# [ssl] faire accepter les certificats tls à kmail

## 22decembre

Bonjour

Dans la continuité de la creation (enfin) de mon serveur courriel (ça fait 4 ans que je galère, j'ai donc acheté un bouquin et tout bien fait en une semaine), j'ai fait une authentification avec tls pour les cas où je suis en dehors de mon réseau.

Seulement, kmail me dit tout le temps que ces certificats sont pas authentifiés (logique : c'est les miens, auto-signés) et me demande si je veux les accepter "pour toujours"... à chaque fois !

J'ai copié mon certificat perso dans /etc/ssl/certs/ sur mon portable, mais non ! Comment faire ?

----------

## mp342

Je n'utilise pas kmail mais généralement, ce que tu acceptes, c'est une autorité de certification.

Tu devrais t'en créé une, avec les scripts d'openssl, ça ne prend que quelques minutes et c'est plus sur/facile par la suite. Si tu perds ton certificat, tu as juste a le révoqué et en faire un nouveau sans être obligé de tout recommencer du coté des clients et des serveurs.

edit: d'ailleurs, /etc/ssl/certs contient les autorités que tu acceptes.

----------

## 22decembre

Y a des tutos qui décrivent l'ensemble du processus ? Je crois que je vois le shéma d'ensemble, mais je connais pas le détail.

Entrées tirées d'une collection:
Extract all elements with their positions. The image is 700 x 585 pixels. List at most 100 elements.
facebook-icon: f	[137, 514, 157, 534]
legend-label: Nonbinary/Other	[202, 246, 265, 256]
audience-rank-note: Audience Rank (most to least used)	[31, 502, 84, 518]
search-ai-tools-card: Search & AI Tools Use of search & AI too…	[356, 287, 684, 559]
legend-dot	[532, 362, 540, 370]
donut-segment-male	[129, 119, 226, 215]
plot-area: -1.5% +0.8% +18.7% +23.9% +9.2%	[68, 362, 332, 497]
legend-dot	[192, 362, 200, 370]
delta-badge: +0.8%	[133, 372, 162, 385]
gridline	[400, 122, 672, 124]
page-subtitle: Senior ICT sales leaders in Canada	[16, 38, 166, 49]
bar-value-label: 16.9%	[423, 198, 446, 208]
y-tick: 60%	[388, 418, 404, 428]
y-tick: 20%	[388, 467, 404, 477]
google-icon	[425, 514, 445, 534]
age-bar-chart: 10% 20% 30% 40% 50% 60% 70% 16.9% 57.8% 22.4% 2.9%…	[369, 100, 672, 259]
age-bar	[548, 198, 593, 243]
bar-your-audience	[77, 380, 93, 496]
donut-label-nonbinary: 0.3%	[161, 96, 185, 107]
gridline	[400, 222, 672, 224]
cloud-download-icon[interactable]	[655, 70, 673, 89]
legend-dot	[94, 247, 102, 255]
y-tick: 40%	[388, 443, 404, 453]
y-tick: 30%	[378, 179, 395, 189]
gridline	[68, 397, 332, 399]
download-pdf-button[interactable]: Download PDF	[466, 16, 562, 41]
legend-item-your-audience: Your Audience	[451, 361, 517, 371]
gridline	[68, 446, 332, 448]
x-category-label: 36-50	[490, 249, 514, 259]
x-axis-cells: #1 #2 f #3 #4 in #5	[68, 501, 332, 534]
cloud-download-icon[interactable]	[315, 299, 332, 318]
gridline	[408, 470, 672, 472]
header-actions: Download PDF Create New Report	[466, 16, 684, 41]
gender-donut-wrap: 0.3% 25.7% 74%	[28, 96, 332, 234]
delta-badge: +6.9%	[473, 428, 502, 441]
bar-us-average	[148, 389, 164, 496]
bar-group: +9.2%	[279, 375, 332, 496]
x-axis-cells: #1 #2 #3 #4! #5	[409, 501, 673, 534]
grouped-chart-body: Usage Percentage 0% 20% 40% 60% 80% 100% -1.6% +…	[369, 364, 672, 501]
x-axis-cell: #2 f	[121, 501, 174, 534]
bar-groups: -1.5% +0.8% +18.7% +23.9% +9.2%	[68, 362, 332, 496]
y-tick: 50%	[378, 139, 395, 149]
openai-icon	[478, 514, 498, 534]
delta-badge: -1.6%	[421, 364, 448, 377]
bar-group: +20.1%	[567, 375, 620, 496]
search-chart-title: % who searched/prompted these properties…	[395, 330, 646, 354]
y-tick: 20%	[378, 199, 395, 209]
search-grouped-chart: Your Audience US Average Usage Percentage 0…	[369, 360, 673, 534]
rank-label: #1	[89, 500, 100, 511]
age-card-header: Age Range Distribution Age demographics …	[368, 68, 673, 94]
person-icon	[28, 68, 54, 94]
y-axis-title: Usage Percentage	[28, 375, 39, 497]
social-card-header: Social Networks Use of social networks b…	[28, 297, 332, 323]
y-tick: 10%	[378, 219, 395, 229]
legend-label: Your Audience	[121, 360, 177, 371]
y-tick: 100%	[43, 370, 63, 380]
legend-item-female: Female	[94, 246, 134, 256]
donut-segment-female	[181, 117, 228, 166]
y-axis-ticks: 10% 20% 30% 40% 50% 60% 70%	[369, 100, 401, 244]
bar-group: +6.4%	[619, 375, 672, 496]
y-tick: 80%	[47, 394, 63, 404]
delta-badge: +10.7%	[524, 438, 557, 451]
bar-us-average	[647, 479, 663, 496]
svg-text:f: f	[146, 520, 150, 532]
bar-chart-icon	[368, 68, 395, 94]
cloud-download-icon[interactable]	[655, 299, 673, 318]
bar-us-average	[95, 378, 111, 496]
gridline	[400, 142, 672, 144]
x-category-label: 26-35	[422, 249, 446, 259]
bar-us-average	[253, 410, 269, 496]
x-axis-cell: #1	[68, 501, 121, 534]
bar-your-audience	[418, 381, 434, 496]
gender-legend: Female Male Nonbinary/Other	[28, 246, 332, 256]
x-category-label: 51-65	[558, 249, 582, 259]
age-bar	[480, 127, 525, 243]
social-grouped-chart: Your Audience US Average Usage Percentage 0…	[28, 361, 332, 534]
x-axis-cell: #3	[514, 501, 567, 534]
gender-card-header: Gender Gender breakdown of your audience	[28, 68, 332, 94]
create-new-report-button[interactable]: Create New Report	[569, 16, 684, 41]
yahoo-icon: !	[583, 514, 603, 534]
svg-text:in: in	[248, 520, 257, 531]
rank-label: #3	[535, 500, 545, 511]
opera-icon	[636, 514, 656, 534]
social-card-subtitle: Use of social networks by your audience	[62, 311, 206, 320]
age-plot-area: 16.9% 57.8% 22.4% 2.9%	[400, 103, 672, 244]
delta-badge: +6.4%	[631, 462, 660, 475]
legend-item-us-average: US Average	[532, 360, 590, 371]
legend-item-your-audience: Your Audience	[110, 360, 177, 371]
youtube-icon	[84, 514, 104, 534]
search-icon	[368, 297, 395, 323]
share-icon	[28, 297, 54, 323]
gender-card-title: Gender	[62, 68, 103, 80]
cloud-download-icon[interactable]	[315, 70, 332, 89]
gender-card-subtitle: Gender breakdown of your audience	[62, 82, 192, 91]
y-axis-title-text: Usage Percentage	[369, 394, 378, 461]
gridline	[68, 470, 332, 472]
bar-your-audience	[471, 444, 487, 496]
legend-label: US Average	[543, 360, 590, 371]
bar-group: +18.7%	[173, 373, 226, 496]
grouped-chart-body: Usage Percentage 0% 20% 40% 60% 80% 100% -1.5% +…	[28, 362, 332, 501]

▶ _Consigne donnée 1_: Recopiez le passage de la discussion sur les certificats TLS qui commence à "Seulement, kmail me" et se termine à "chaque fois !", en renommant "kmail" en "Thunderbird".
▶ _Consigne donnée 2_: Transcrivez à l'identique les lignes des enregistrements en commençant par la toute première et en terminant par celle qui contient "375, 620, 496]", cette dernière comprise.

▶ _Réponse complète 1_:
Seulement, Thunderbird me dit tout le temps que ces certificats sont pas authentifiés (logique : c'est les miens, auto-signés) et me demande si je veux les accepter "pour toujours"... à chaque fois !

▶ _Réponse complète 2_:
Extract all elements with their positions. The image is 700 x 585 pixels. List at most 100 elements.
facebook-icon: f	[137, 514, 157, 534]
legend-label: Nonbinary/Other	[202, 246, 265, 256]
audience-rank-note: Audience Rank (most to least used)	[31, 502, 84, 518]
search-ai-tools-card: Search & AI Tools Use of search & AI too…	[356, 287, 684, 559]
legend-dot	[532, 362, 540, 370]
donut-segment-male	[129, 119, 226, 215]
plot-area: -1.5% +0.8% +18.7% +23.9% +9.2%	[68, 362, 332, 497]
legend-dot	[192, 362, 200, 370]
delta-badge: +0.8%	[133, 372, 162, 385]
gridline	[400, 122, 672, 124]
page-subtitle: Senior ICT sales leaders in Canada	[16, 38, 166, 49]
bar-value-label: 16.9%	[423, 198, 446, 208]
y-tick: 60%	[388, 418, 404, 428]
y-tick: 20%	[388, 467, 404, 477]
google-icon	[425, 514, 445, 534]
age-bar-chart: 10% 20% 30% 40% 50% 60% 70% 16.9% 57.8% 22.4% 2.9%…	[369, 100, 672, 259]
age-bar	[548, 198, 593, 243]
bar-your-audience	[77, 380, 93, 496]
donut-label-nonbinary: 0.3%	[161, 96, 185, 107]
gridline	[400, 222, 672, 224]
cloud-download-icon[interactable]	[655, 70, 673, 89]
legend-dot	[94, 247, 102, 255]
y-tick: 40%	[388, 443, 404, 453]
y-tick: 30%	[378, 179, 395, 189]
gridline	[68, 397, 332, 399]
download-pdf-button[interactable]: Download PDF	[466, 16, 562, 41]
legend-item-your-audience: Your Audience	[451, 361, 517, 371]
gridline	[68, 446, 332, 448]
x-category-label: 36-50	[490, 249, 514, 259]
x-axis-cells: #1 #2 f #3 #4 in #5	[68, 501, 332, 534]
cloud-download-icon[interactable]	[315, 299, 332, 318]
gridline	[408, 470, 672, 472]
header-actions: Download PDF Create New Report	[466, 16, 684, 41]
gender-donut-wrap: 0.3% 25.7% 74%	[28, 96, 332, 234]
delta-badge: +6.9%	[473, 428, 502, 441]
bar-us-average	[148, 389, 164, 496]
bar-group: +9.2%	[279, 375, 332, 496]
x-axis-cells: #1 #2 #3 #4! #5	[409, 501, 673, 534]
grouped-chart-body: Usage Percentage 0% 20% 40% 60% 80% 100% -1.6% +…	[369, 364, 672, 501]
x-axis-cell: #2 f	[121, 501, 174, 534]
bar-groups: -1.5% +0.8% +18.7% +23.9% +9.2%	[68, 362, 332, 496]
y-tick: 50%	[378, 139, 395, 149]
openai-icon	[478, 514, 498, 534]
delta-badge: -1.6%	[421, 364, 448, 377]
bar-group: +20.1%	[567, 375, 620, 496]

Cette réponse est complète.